§ Input rows:
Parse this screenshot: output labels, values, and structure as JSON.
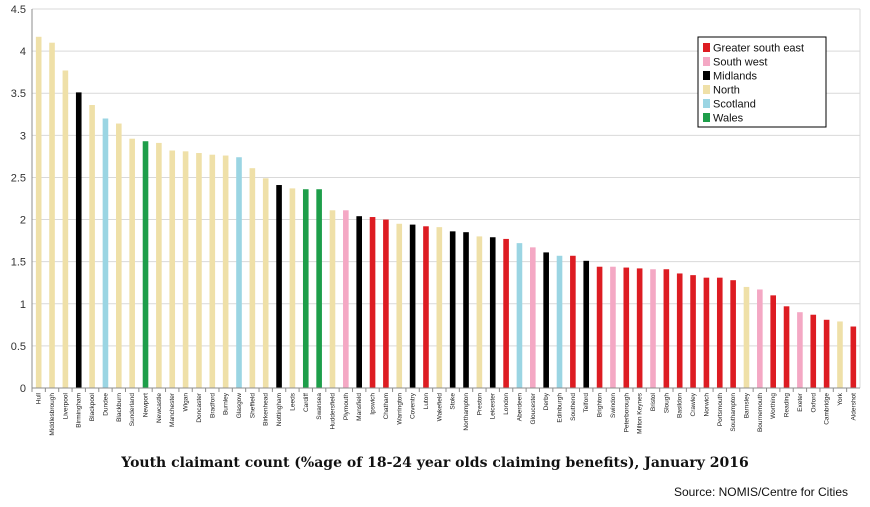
{
  "chart_data": {
    "type": "bar",
    "title": "Youth claimant count (%age of 18-24 year olds claiming benefits), January 2016",
    "source": "Source: NOMIS/Centre for Cities",
    "ylim": [
      0,
      4.5
    ],
    "yticks": [
      "0",
      "0.5",
      "1",
      "1.5",
      "2",
      "2.5",
      "3",
      "3.5",
      "4",
      "4.5"
    ],
    "grid": true,
    "legend_position": "top-right",
    "legend": [
      {
        "name": "Greater south east",
        "color": "#dd1c22"
      },
      {
        "name": "South west",
        "color": "#f4a8c4"
      },
      {
        "name": "Midlands",
        "color": "#000000"
      },
      {
        "name": "North",
        "color": "#efe0a8"
      },
      {
        "name": "Scotland",
        "color": "#9bd5e3"
      },
      {
        "name": "Wales",
        "color": "#1e9e4a"
      }
    ],
    "categories": [
      "Hull",
      "Middlesbrough",
      "Liverpool",
      "Birmingham",
      "Blackpool",
      "Dundee",
      "Blackburn",
      "Sunderland",
      "Newport",
      "Newcastle",
      "Manchester",
      "Wigan",
      "Doncaster",
      "Bradford",
      "Burnley",
      "Glasgow",
      "Sheffield",
      "Birkenhead",
      "Nottingham",
      "Leeds",
      "Cardiff",
      "Swansea",
      "Huddersfield",
      "Plymouth",
      "Mansfield",
      "Ipswich",
      "Chatham",
      "Warrington",
      "Coventry",
      "Luton",
      "Wakefield",
      "Stoke",
      "Northampton",
      "Preston",
      "Leicester",
      "London",
      "Aberdeen",
      "Gloucester",
      "Derby",
      "Edinburgh",
      "Southend",
      "Telford",
      "Brighton",
      "Swindon",
      "Peterborough",
      "Milton Keynes",
      "Bristol",
      "Slough",
      "Basildon",
      "Crawley",
      "Norwich",
      "Portsmouth",
      "Southampton",
      "Barnsley",
      "Bournemouth",
      "Worthing",
      "Reading",
      "Exeter",
      "Oxford",
      "Cambridge",
      "York",
      "Aldershot"
    ],
    "values": [
      4.17,
      4.1,
      3.77,
      3.51,
      3.36,
      3.2,
      3.14,
      2.96,
      2.93,
      2.91,
      2.82,
      2.81,
      2.79,
      2.77,
      2.76,
      2.74,
      2.61,
      2.49,
      2.41,
      2.37,
      2.36,
      2.36,
      2.11,
      2.11,
      2.04,
      2.03,
      2.0,
      1.95,
      1.94,
      1.92,
      1.91,
      1.86,
      1.85,
      1.8,
      1.79,
      1.77,
      1.72,
      1.67,
      1.61,
      1.57,
      1.57,
      1.51,
      1.44,
      1.44,
      1.43,
      1.42,
      1.41,
      1.41,
      1.36,
      1.34,
      1.31,
      1.31,
      1.28,
      1.2,
      1.17,
      1.1,
      0.97,
      0.9,
      0.87,
      0.81,
      0.79,
      0.73
    ],
    "regions": [
      "North",
      "North",
      "North",
      "Midlands",
      "North",
      "Scotland",
      "North",
      "North",
      "Wales",
      "North",
      "North",
      "North",
      "North",
      "North",
      "North",
      "Scotland",
      "North",
      "North",
      "Midlands",
      "North",
      "Wales",
      "Wales",
      "North",
      "South west",
      "Midlands",
      "Greater south east",
      "Greater south east",
      "North",
      "Midlands",
      "Greater south east",
      "North",
      "Midlands",
      "Midlands",
      "North",
      "Midlands",
      "Greater south east",
      "Scotland",
      "South west",
      "Midlands",
      "Scotland",
      "Greater south east",
      "Midlands",
      "Greater south east",
      "South west",
      "Greater south east",
      "Greater south east",
      "South west",
      "Greater south east",
      "Greater south east",
      "Greater south east",
      "Greater south east",
      "Greater south east",
      "Greater south east",
      "North",
      "South west",
      "Greater south east",
      "Greater south east",
      "South west",
      "Greater south east",
      "Greater south east",
      "North",
      "Greater south east"
    ]
  }
}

§ Task brief:
Write out every entry again word for word, without any of the pictures.

§ The completed task:
Parse this screenshot: output labels, values, and structure as JSON.
{
  "chart_data": {
    "type": "bar",
    "title": "Youth claimant count (%age of 18-24 year olds claiming benefits), January 2016",
    "source": "Source: NOMIS/Centre for Cities",
    "ylim": [
      0,
      4.5
    ],
    "yticks": [
      "0",
      "0.5",
      "1",
      "1.5",
      "2",
      "2.5",
      "3",
      "3.5",
      "4",
      "4.5"
    ],
    "grid": true,
    "legend_position": "top-right",
    "legend": [
      {
        "name": "Greater south east",
        "color": "#dd1c22"
      },
      {
        "name": "South west",
        "color": "#f4a8c4"
      },
      {
        "name": "Midlands",
        "color": "#000000"
      },
      {
        "name": "North",
        "color": "#efe0a8"
      },
      {
        "name": "Scotland",
        "color": "#9bd5e3"
      },
      {
        "name": "Wales",
        "color": "#1e9e4a"
      }
    ],
    "categories": [
      "Hull",
      "Middlesbrough",
      "Liverpool",
      "Birmingham",
      "Blackpool",
      "Dundee",
      "Blackburn",
      "Sunderland",
      "Newport",
      "Newcastle",
      "Manchester",
      "Wigan",
      "Doncaster",
      "Bradford",
      "Burnley",
      "Glasgow",
      "Sheffield",
      "Birkenhead",
      "Nottingham",
      "Leeds",
      "Cardiff",
      "Swansea",
      "Huddersfield",
      "Plymouth",
      "Mansfield",
      "Ipswich",
      "Chatham",
      "Warrington",
      "Coventry",
      "Luton",
      "Wakefield",
      "Stoke",
      "Northampton",
      "Preston",
      "Leicester",
      "London",
      "Aberdeen",
      "Gloucester",
      "Derby",
      "Edinburgh",
      "Southend",
      "Telford",
      "Brighton",
      "Swindon",
      "Peterborough",
      "Milton Keynes",
      "Bristol",
      "Slough",
      "Basildon",
      "Crawley",
      "Norwich",
      "Portsmouth",
      "Southampton",
      "Barnsley",
      "Bournemouth",
      "Worthing",
      "Reading",
      "Exeter",
      "Oxford",
      "Cambridge",
      "York",
      "Aldershot"
    ],
    "values": [
      4.17,
      4.1,
      3.77,
      3.51,
      3.36,
      3.2,
      3.14,
      2.96,
      2.93,
      2.91,
      2.82,
      2.81,
      2.79,
      2.77,
      2.76,
      2.74,
      2.61,
      2.49,
      2.41,
      2.37,
      2.36,
      2.36,
      2.11,
      2.11,
      2.04,
      2.03,
      2.0,
      1.95,
      1.94,
      1.92,
      1.91,
      1.86,
      1.85,
      1.8,
      1.79,
      1.77,
      1.72,
      1.67,
      1.61,
      1.57,
      1.57,
      1.51,
      1.44,
      1.44,
      1.43,
      1.42,
      1.41,
      1.41,
      1.36,
      1.34,
      1.31,
      1.31,
      1.28,
      1.2,
      1.17,
      1.1,
      0.97,
      0.9,
      0.87,
      0.81,
      0.79,
      0.73
    ],
    "regions": [
      "North",
      "North",
      "North",
      "Midlands",
      "North",
      "Scotland",
      "North",
      "North",
      "Wales",
      "North",
      "North",
      "North",
      "North",
      "North",
      "North",
      "Scotland",
      "North",
      "North",
      "Midlands",
      "North",
      "Wales",
      "Wales",
      "North",
      "South west",
      "Midlands",
      "Greater south east",
      "Greater south east",
      "North",
      "Midlands",
      "Greater south east",
      "North",
      "Midlands",
      "Midlands",
      "North",
      "Midlands",
      "Greater south east",
      "Scotland",
      "South west",
      "Midlands",
      "Scotland",
      "Greater south east",
      "Midlands",
      "Greater south east",
      "South west",
      "Greater south east",
      "Greater south east",
      "South west",
      "Greater south east",
      "Greater south east",
      "Greater south east",
      "Greater south east",
      "Greater south east",
      "Greater south east",
      "North",
      "South west",
      "Greater south east",
      "Greater south east",
      "South west",
      "Greater south east",
      "Greater south east",
      "North",
      "Greater south east"
    ]
  }
}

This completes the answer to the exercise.